EXERCISE BRIEF:
Find every line of the listing below where "name" appears, and copy it.

DATA FOR THE TASK:
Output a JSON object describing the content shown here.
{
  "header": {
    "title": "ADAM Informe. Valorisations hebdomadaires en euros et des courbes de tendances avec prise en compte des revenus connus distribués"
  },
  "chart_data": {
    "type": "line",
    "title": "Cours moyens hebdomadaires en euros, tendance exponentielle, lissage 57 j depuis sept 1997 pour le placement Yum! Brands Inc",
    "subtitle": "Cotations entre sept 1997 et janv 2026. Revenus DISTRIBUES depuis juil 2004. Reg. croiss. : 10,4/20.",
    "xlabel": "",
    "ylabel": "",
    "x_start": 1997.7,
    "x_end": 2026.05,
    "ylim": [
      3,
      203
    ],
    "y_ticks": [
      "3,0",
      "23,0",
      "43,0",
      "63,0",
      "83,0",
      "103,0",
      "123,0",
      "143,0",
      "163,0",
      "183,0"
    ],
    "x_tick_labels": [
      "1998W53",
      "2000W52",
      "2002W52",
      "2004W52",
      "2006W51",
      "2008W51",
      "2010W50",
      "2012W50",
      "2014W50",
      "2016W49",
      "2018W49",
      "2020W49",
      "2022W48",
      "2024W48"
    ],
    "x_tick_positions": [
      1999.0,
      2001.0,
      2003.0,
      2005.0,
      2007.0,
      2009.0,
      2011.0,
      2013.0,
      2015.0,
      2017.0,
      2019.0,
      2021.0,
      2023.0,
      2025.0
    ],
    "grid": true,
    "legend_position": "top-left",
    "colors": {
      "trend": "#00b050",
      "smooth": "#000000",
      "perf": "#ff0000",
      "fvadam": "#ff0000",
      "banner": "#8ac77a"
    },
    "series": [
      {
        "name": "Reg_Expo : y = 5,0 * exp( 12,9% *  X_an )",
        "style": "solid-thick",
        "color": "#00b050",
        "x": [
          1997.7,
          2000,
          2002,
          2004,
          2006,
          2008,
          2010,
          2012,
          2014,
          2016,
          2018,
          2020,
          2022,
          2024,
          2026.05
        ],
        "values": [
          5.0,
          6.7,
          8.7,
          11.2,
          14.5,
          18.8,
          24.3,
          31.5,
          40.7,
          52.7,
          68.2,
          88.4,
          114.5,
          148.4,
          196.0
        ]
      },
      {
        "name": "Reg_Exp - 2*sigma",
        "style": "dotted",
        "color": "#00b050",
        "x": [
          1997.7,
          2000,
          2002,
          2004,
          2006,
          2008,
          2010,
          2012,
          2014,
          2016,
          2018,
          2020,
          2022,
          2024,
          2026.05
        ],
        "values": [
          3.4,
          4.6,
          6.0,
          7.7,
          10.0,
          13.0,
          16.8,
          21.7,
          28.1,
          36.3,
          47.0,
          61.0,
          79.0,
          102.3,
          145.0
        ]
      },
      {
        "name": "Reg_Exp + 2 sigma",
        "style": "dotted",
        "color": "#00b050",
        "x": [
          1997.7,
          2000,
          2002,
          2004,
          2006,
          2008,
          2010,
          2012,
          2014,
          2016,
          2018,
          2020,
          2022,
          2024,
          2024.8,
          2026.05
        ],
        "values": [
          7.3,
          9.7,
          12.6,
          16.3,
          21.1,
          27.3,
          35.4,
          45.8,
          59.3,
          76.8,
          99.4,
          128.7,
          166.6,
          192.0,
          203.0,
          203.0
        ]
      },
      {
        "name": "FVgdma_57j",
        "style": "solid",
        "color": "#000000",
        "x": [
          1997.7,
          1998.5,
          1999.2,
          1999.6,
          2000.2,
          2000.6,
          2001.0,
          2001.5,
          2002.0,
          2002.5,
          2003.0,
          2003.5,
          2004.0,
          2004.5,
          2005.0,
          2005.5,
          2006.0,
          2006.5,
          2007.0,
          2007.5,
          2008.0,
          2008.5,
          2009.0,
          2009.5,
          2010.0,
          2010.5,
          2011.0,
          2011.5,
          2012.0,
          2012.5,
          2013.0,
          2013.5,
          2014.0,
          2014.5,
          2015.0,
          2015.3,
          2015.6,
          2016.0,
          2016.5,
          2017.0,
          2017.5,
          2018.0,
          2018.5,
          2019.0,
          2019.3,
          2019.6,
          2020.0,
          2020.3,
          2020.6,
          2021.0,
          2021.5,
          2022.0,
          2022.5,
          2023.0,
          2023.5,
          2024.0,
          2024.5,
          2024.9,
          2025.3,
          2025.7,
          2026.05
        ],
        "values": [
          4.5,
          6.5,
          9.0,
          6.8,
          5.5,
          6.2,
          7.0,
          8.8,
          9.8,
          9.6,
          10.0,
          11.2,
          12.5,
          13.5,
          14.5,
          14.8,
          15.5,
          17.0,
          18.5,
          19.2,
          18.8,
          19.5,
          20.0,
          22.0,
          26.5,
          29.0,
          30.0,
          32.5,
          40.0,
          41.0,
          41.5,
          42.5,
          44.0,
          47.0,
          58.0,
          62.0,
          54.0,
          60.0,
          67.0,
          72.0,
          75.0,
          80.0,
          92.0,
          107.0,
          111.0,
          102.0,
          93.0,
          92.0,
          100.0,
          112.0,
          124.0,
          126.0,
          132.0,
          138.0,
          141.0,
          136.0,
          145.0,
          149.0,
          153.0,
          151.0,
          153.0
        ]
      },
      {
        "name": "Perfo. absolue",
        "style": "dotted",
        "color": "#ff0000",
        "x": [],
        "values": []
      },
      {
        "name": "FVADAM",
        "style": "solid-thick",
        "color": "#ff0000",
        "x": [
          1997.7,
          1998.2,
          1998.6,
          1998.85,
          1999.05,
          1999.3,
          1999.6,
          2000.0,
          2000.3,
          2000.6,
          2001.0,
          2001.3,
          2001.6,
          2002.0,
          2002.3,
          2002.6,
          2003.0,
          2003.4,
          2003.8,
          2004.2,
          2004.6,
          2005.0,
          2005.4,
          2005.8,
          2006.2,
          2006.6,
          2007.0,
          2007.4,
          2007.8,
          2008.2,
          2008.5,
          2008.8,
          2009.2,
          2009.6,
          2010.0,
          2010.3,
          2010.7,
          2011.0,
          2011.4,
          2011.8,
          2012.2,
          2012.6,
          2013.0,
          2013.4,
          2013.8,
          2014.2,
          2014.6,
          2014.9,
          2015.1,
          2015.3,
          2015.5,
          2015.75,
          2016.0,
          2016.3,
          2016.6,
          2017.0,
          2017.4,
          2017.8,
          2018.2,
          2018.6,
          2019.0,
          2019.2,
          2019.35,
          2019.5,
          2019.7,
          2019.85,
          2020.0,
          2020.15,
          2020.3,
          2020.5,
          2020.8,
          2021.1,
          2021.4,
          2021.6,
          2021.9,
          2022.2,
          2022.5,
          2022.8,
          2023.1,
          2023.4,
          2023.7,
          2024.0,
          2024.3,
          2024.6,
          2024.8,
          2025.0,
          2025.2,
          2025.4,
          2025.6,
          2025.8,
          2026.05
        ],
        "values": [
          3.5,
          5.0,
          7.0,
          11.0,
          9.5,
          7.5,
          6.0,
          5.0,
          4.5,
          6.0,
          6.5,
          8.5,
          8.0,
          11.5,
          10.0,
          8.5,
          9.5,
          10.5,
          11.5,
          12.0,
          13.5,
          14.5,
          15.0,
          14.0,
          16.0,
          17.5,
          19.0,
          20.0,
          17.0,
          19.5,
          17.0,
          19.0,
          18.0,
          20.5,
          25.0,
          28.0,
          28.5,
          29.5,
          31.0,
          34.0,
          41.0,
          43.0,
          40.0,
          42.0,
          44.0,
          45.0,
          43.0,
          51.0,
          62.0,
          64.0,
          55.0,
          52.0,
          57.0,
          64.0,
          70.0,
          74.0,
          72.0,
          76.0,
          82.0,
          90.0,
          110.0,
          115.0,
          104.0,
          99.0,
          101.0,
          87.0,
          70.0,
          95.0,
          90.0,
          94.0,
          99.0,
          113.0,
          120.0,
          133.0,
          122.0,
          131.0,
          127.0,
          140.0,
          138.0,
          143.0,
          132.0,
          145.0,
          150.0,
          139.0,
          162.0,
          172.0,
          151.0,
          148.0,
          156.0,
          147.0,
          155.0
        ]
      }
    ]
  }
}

OUTPUT FOR THIS EXERCISE:
        "name": "Reg_Expo : y = 5,0 * exp( 12,9% *  X_an )",
        "name": "Reg_Exp - 2*sigma",
        "name": "Reg_Exp + 2 sigma",
        "name": "FVgdma_57j",
        "name": "Perfo. absolue",
        "name": "FVADAM",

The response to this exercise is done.